REQUIREMENTS =>
Copy out the listing that follows, exactly, without its pictures.

RECORDS FOR THE TASK =>
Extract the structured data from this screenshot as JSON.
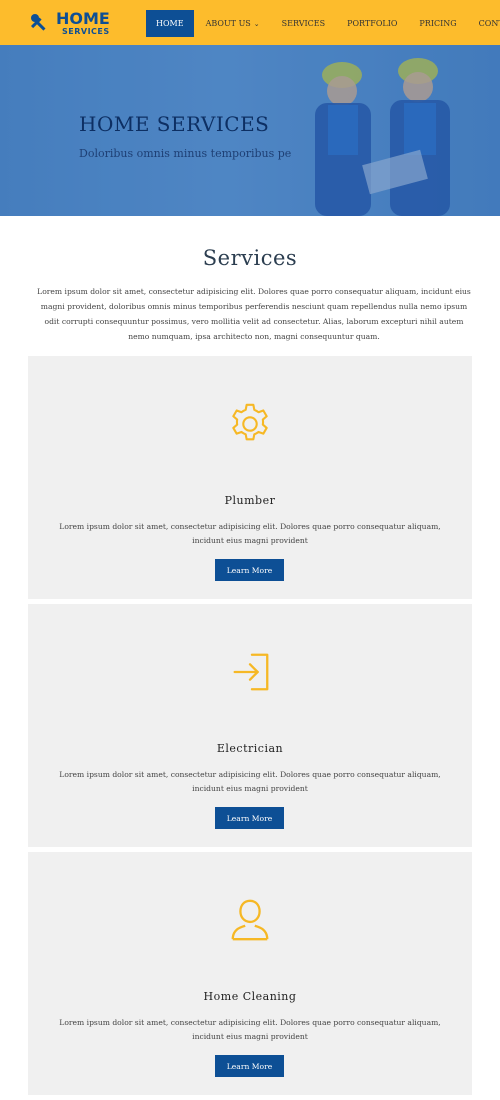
{
  "brand": {
    "name_main": "HOME",
    "name_sub": "SERVICES"
  },
  "nav": {
    "items": [
      {
        "label": "HOME"
      },
      {
        "label": "ABOUT US"
      },
      {
        "label": "SERVICES"
      },
      {
        "label": "PORTFOLIO"
      },
      {
        "label": "PRICING"
      },
      {
        "label": "CONTACT"
      }
    ]
  },
  "hero": {
    "title": "HOME SERVICES",
    "subtitle": "Doloribus omnis minus temporibus pe"
  },
  "services": {
    "heading": "Services",
    "intro": "Lorem ipsum dolor sit amet, consectetur adipisicing elit. Dolores quae porro consequatur aliquam, incidunt eius magni provident, doloribus omnis minus temporibus perferendis nesciunt quam repellendus nulla nemo ipsum odit corrupti consequuntur possimus, vero mollitia velit ad consectetur. Alias, laborum excepturi nihil autem nemo numquam, ipsa architecto non, magni consequuntur quam.",
    "cards": [
      {
        "title": "Plumber",
        "description": "Lorem ipsum dolor sit amet, consectetur adipisicing elit. Dolores quae porro consequatur aliquam, incidunt eius magni provident",
        "button": "Learn More",
        "icon": "gear-icon"
      },
      {
        "title": "Electrician",
        "description": "Lorem ipsum dolor sit amet, consectetur adipisicing elit. Dolores quae porro consequatur aliquam, incidunt eius magni provident",
        "button": "Learn More",
        "icon": "login-arrow-icon"
      },
      {
        "title": "Home Cleaning",
        "description": "Lorem ipsum dolor sit amet, consectetur adipisicing elit. Dolores quae porro consequatur aliquam, incidunt eius magni provident",
        "button": "Learn More",
        "icon": "user-icon"
      }
    ]
  },
  "colors": {
    "header": "#FDBC2C",
    "primary": "#0d4f95",
    "accent": "#F6B825",
    "card": "#f0f0f0"
  }
}
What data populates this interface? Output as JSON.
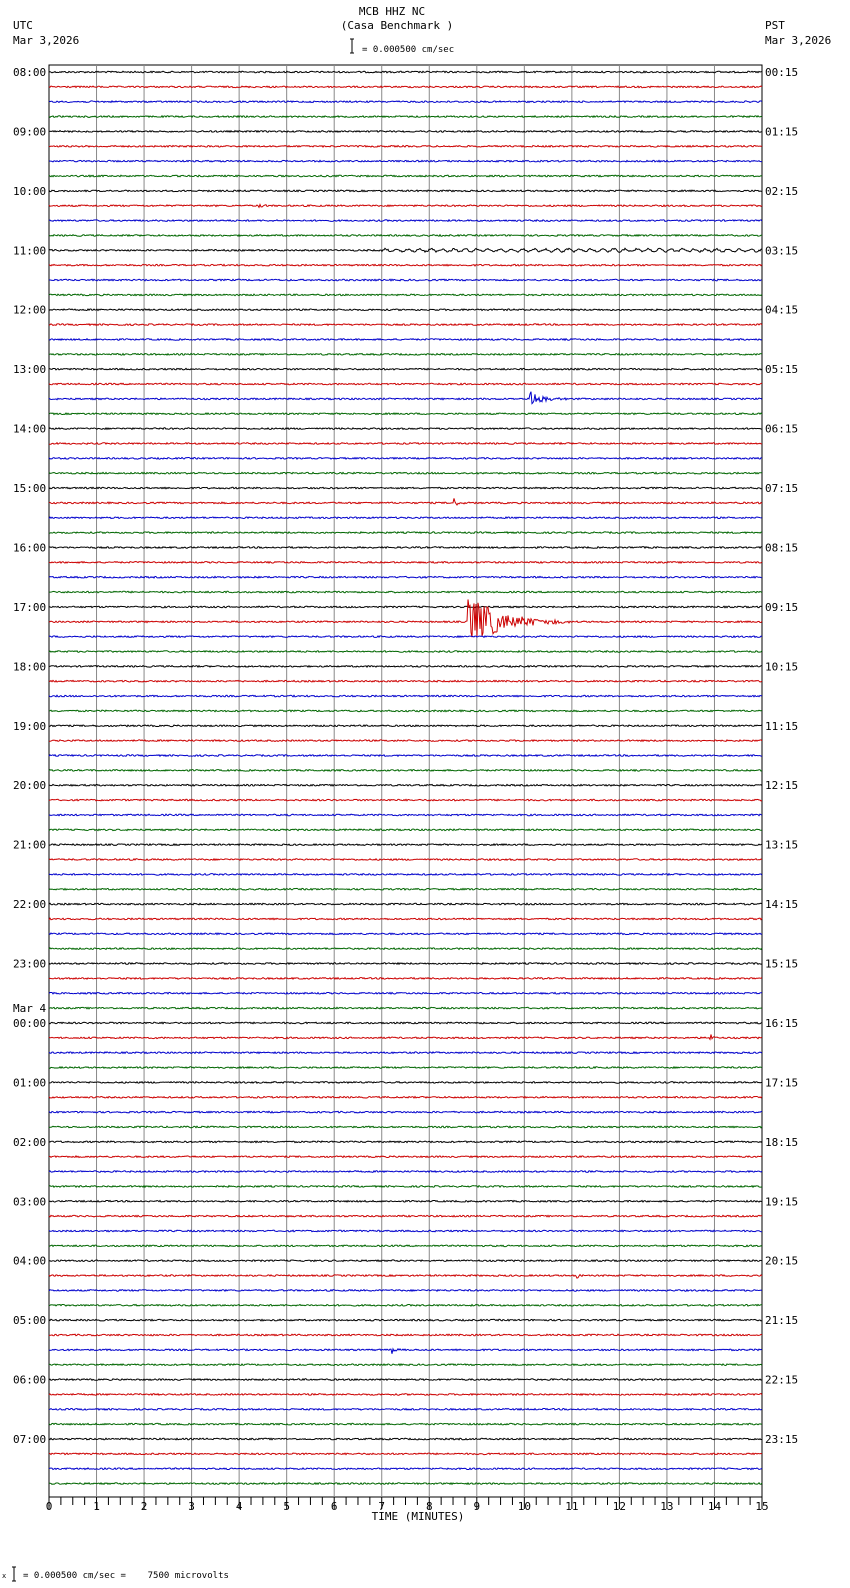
{
  "chart_data": {
    "type": "line",
    "title": "MCB HHZ NC",
    "subtitle": "(Casa Benchmark )",
    "left_tz": "UTC",
    "left_date": "Mar 3,2026",
    "right_tz": "PST",
    "right_date": "Mar 3,2026",
    "scale_label": "= 0.000500 cm/sec",
    "footer_label": "= 0.000500 cm/sec =    7500 microvolts",
    "footer_mark": "x",
    "xlabel": "TIME (MINUTES)",
    "xlim": [
      0,
      15
    ],
    "x_ticks": [
      "0",
      "1",
      "2",
      "3",
      "4",
      "5",
      "6",
      "7",
      "8",
      "9",
      "10",
      "11",
      "12",
      "13",
      "14",
      "15"
    ],
    "trace_colors": [
      "#000000",
      "#cc0000",
      "#0000cc",
      "#006600"
    ],
    "left_labels": [
      "08:00",
      "09:00",
      "10:00",
      "11:00",
      "12:00",
      "13:00",
      "14:00",
      "15:00",
      "16:00",
      "17:00",
      "18:00",
      "19:00",
      "20:00",
      "21:00",
      "22:00",
      "23:00",
      "00:00",
      "01:00",
      "02:00",
      "03:00",
      "04:00",
      "05:00",
      "06:00",
      "07:00"
    ],
    "date_change_label": "Mar 4",
    "right_labels": [
      "00:15",
      "01:15",
      "02:15",
      "03:15",
      "04:15",
      "05:15",
      "06:15",
      "07:15",
      "08:15",
      "09:15",
      "10:15",
      "11:15",
      "12:15",
      "13:15",
      "14:15",
      "15:15",
      "16:15",
      "17:15",
      "18:15",
      "19:15",
      "20:15",
      "21:15",
      "22:15",
      "23:15"
    ],
    "trace_count": 96,
    "events": [
      {
        "trace": 9,
        "minute": 4.4,
        "amp": 3,
        "dur": 0.3
      },
      {
        "trace": 22,
        "minute": 10.1,
        "amp": 10,
        "dur": 0.8
      },
      {
        "trace": 29,
        "minute": 8.5,
        "amp": 6,
        "dur": 0.3
      },
      {
        "trace": 37,
        "minute": 8.8,
        "amp": 28,
        "dur": 2.2
      },
      {
        "trace": 65,
        "minute": 13.9,
        "amp": 7,
        "dur": 0.2
      },
      {
        "trace": 81,
        "minute": 11.1,
        "amp": 3,
        "dur": 0.4
      },
      {
        "trace": 86,
        "minute": 7.2,
        "amp": 5,
        "dur": 0.3
      }
    ]
  }
}
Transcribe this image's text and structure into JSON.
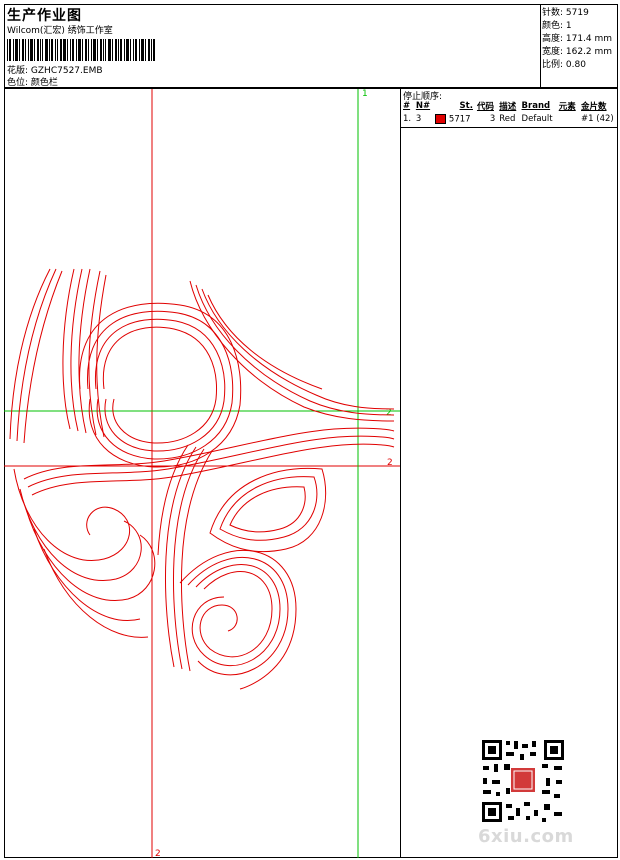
{
  "header": {
    "title": "生产作业图",
    "subtitle": "Wilcom(汇宏) 绣饰工作室",
    "design_label": "花版:",
    "design_value": "GZHC7527.EMB",
    "colorpos_label": "色位:",
    "colorpos_value": "颜色栏"
  },
  "stats": {
    "stitches": "针数: 5719",
    "colors": "颜色: 1",
    "height": "高度: 171.4 mm",
    "width": "宽度: 162.2 mm",
    "scale": "比例: 0.80"
  },
  "stop_sequence": {
    "title": "停止顺序:",
    "columns": [
      "#",
      "N#",
      "St.",
      "代码",
      "描述",
      "Brand",
      "元素",
      "金片数"
    ],
    "rows": [
      {
        "num": "1.",
        "needle": "3",
        "color": "#e00000",
        "stitches": "5717",
        "code": "3",
        "desc": "Red",
        "brand": "Default",
        "sequin": "#1 (42)"
      }
    ]
  },
  "guides": {
    "label_1": "1",
    "label_2": "2",
    "label_2b": "2",
    "label_2c": "2"
  },
  "colors": {
    "thread": "#e00000",
    "guide_red": "#e00000",
    "guide_green": "#00c000"
  },
  "watermark": "6xiu.com"
}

RESPONSE BELOW =>
Extract the structured data from this screenshot as JSON.
{
  "brand": {
    "name_main": "HOME",
    "name_sub": "SERVICES"
  },
  "nav": {
    "items": [
      {
        "label": "HOME"
      },
      {
        "label": "ABOUT US"
      },
      {
        "label": "SERVICES"
      },
      {
        "label": "PORTFOLIO"
      },
      {
        "label": "PRICING"
      },
      {
        "label": "CONTACT"
      }
    ]
  },
  "hero": {
    "title": "HOME SERVICES",
    "subtitle": "Doloribus omnis minus temporibus pe"
  },
  "services": {
    "heading": "Services",
    "intro": "Lorem ipsum dolor sit amet, consectetur adipisicing elit. Dolores quae porro consequatur aliquam, incidunt eius magni provident, doloribus omnis minus temporibus perferendis nesciunt quam repellendus nulla nemo ipsum odit corrupti consequuntur possimus, vero mollitia velit ad consectetur. Alias, laborum excepturi nihil autem nemo numquam, ipsa architecto non, magni consequuntur quam.",
    "cards": [
      {
        "title": "Plumber",
        "description": "Lorem ipsum dolor sit amet, consectetur adipisicing elit. Dolores quae porro consequatur aliquam, incidunt eius magni provident",
        "button": "Learn More",
        "icon": "gear-icon"
      },
      {
        "title": "Electrician",
        "description": "Lorem ipsum dolor sit amet, consectetur adipisicing elit. Dolores quae porro consequatur aliquam, incidunt eius magni provident",
        "button": "Learn More",
        "icon": "login-arrow-icon"
      },
      {
        "title": "Home Cleaning",
        "description": "Lorem ipsum dolor sit amet, consectetur adipisicing elit. Dolores quae porro consequatur aliquam, incidunt eius magni provident",
        "button": "Learn More",
        "icon": "user-icon"
      }
    ]
  },
  "colors": {
    "header": "#FDBC2C",
    "primary": "#0d4f95",
    "accent": "#F6B825",
    "card": "#f0f0f0"
  }
}
What data populates this interface? Output as JSON.
{
  "chart_data": {
    "type": "line",
    "title": "MCB HHZ NC",
    "subtitle": "(Casa Benchmark )",
    "left_tz": "UTC",
    "left_date": "Mar 3,2026",
    "right_tz": "PST",
    "right_date": "Mar 3,2026",
    "scale_label": "= 0.000500 cm/sec",
    "footer_label": "= 0.000500 cm/sec =    7500 microvolts",
    "footer_mark": "x",
    "xlabel": "TIME (MINUTES)",
    "xlim": [
      0,
      15
    ],
    "x_ticks": [
      "0",
      "1",
      "2",
      "3",
      "4",
      "5",
      "6",
      "7",
      "8",
      "9",
      "10",
      "11",
      "12",
      "13",
      "14",
      "15"
    ],
    "trace_colors": [
      "#000000",
      "#cc0000",
      "#0000cc",
      "#006600"
    ],
    "left_labels": [
      "08:00",
      "09:00",
      "10:00",
      "11:00",
      "12:00",
      "13:00",
      "14:00",
      "15:00",
      "16:00",
      "17:00",
      "18:00",
      "19:00",
      "20:00",
      "21:00",
      "22:00",
      "23:00",
      "00:00",
      "01:00",
      "02:00",
      "03:00",
      "04:00",
      "05:00",
      "06:00",
      "07:00"
    ],
    "date_change_label": "Mar 4",
    "right_labels": [
      "00:15",
      "01:15",
      "02:15",
      "03:15",
      "04:15",
      "05:15",
      "06:15",
      "07:15",
      "08:15",
      "09:15",
      "10:15",
      "11:15",
      "12:15",
      "13:15",
      "14:15",
      "15:15",
      "16:15",
      "17:15",
      "18:15",
      "19:15",
      "20:15",
      "21:15",
      "22:15",
      "23:15"
    ],
    "trace_count": 96,
    "events": [
      {
        "trace": 9,
        "minute": 4.4,
        "amp": 3,
        "dur": 0.3
      },
      {
        "trace": 22,
        "minute": 10.1,
        "amp": 10,
        "dur": 0.8
      },
      {
        "trace": 29,
        "minute": 8.5,
        "amp": 6,
        "dur": 0.3
      },
      {
        "trace": 37,
        "minute": 8.8,
        "amp": 28,
        "dur": 2.2
      },
      {
        "trace": 65,
        "minute": 13.9,
        "amp": 7,
        "dur": 0.2
      },
      {
        "trace": 81,
        "minute": 11.1,
        "amp": 3,
        "dur": 0.4
      },
      {
        "trace": 86,
        "minute": 7.2,
        "amp": 5,
        "dur": 0.3
      }
    ]
  }
}
Transcribe this image's text and structure into JSON.
{
  "header": {
    "title": "生产作业图",
    "subtitle": "Wilcom(汇宏) 绣饰工作室",
    "design_label": "花版:",
    "design_value": "GZHC7527.EMB",
    "colorpos_label": "色位:",
    "colorpos_value": "颜色栏"
  },
  "stats": {
    "stitches": "针数: 5719",
    "colors": "颜色: 1",
    "height": "高度: 171.4 mm",
    "width": "宽度: 162.2 mm",
    "scale": "比例: 0.80"
  },
  "stop_sequence": {
    "title": "停止顺序:",
    "columns": [
      "#",
      "N#",
      "St.",
      "代码",
      "描述",
      "Brand",
      "元素",
      "金片数"
    ],
    "rows": [
      {
        "num": "1.",
        "needle": "3",
        "color": "#e00000",
        "stitches": "5717",
        "code": "3",
        "desc": "Red",
        "brand": "Default",
        "sequin": "#1 (42)"
      }
    ]
  },
  "guides": {
    "label_1": "1",
    "label_2": "2",
    "label_2b": "2",
    "label_2c": "2"
  },
  "colors": {
    "thread": "#e00000",
    "guide_red": "#e00000",
    "guide_green": "#00c000"
  },
  "watermark": "6xiu.com"
}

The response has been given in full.